[Stored data]
******
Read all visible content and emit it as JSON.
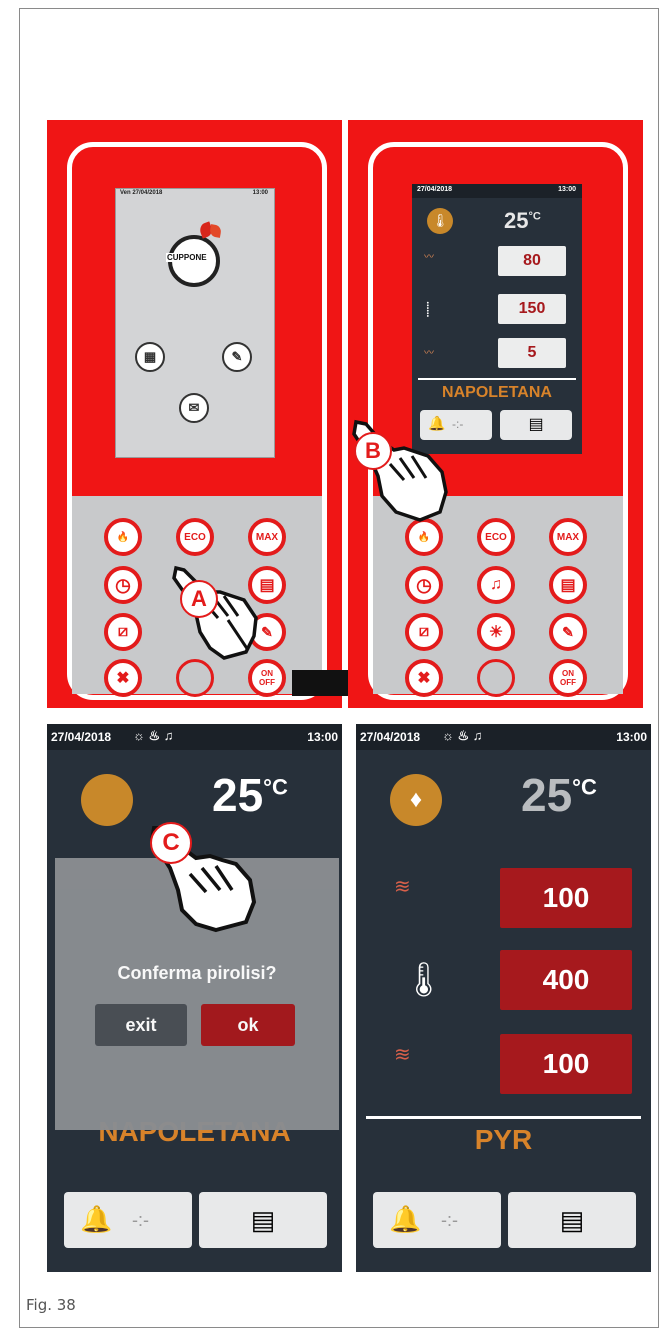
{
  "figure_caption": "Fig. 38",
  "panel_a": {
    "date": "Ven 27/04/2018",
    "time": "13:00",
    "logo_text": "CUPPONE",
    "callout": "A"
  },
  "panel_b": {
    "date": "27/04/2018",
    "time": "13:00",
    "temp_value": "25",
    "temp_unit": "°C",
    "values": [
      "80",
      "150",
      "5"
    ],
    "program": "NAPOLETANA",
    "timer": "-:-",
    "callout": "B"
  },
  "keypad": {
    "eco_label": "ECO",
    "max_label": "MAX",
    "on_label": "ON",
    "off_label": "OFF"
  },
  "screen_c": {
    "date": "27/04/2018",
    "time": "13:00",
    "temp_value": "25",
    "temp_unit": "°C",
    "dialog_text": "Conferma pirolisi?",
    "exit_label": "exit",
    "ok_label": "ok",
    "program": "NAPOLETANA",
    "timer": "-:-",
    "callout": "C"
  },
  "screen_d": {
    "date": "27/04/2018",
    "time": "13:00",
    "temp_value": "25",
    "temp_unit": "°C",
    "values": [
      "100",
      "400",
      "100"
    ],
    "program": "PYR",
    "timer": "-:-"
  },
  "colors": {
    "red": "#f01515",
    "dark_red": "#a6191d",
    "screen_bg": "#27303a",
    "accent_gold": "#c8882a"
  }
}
******
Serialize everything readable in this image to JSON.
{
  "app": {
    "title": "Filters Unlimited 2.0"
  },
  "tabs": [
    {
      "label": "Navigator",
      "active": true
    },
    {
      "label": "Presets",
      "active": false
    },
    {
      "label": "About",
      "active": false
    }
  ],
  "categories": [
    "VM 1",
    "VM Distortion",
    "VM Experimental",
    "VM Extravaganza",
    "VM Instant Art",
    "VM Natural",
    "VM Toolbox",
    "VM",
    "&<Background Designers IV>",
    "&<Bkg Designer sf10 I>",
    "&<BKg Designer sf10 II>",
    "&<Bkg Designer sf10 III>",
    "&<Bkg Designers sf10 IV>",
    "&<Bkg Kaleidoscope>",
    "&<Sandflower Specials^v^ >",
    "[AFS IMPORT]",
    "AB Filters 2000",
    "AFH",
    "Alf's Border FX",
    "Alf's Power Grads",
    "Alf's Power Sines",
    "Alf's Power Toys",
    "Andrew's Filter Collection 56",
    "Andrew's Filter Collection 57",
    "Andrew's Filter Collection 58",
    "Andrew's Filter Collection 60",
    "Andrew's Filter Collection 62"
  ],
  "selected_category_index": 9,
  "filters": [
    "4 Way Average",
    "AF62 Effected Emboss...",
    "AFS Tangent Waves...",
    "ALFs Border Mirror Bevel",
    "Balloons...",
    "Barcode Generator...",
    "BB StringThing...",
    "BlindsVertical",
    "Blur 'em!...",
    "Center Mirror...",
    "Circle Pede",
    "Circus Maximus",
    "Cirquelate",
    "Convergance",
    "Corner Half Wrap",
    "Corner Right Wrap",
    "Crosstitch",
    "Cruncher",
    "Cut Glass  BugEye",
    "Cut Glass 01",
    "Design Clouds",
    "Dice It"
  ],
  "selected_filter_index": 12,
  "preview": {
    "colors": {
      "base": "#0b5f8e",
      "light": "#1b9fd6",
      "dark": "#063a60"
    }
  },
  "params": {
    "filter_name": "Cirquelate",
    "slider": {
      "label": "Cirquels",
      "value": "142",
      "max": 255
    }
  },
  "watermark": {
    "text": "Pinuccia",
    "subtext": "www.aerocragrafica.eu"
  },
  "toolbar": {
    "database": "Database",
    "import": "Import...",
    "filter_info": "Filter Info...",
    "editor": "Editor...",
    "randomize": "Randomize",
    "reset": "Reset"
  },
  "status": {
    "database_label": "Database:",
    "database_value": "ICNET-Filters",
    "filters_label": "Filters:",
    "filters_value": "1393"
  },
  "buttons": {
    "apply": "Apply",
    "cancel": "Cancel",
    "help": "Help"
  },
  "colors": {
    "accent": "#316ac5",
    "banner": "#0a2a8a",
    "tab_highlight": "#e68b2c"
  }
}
******
Aim of the task ▸
What is the number of lines above that hold the string "Border"? Answer with that number alone.

Written solution ▸
2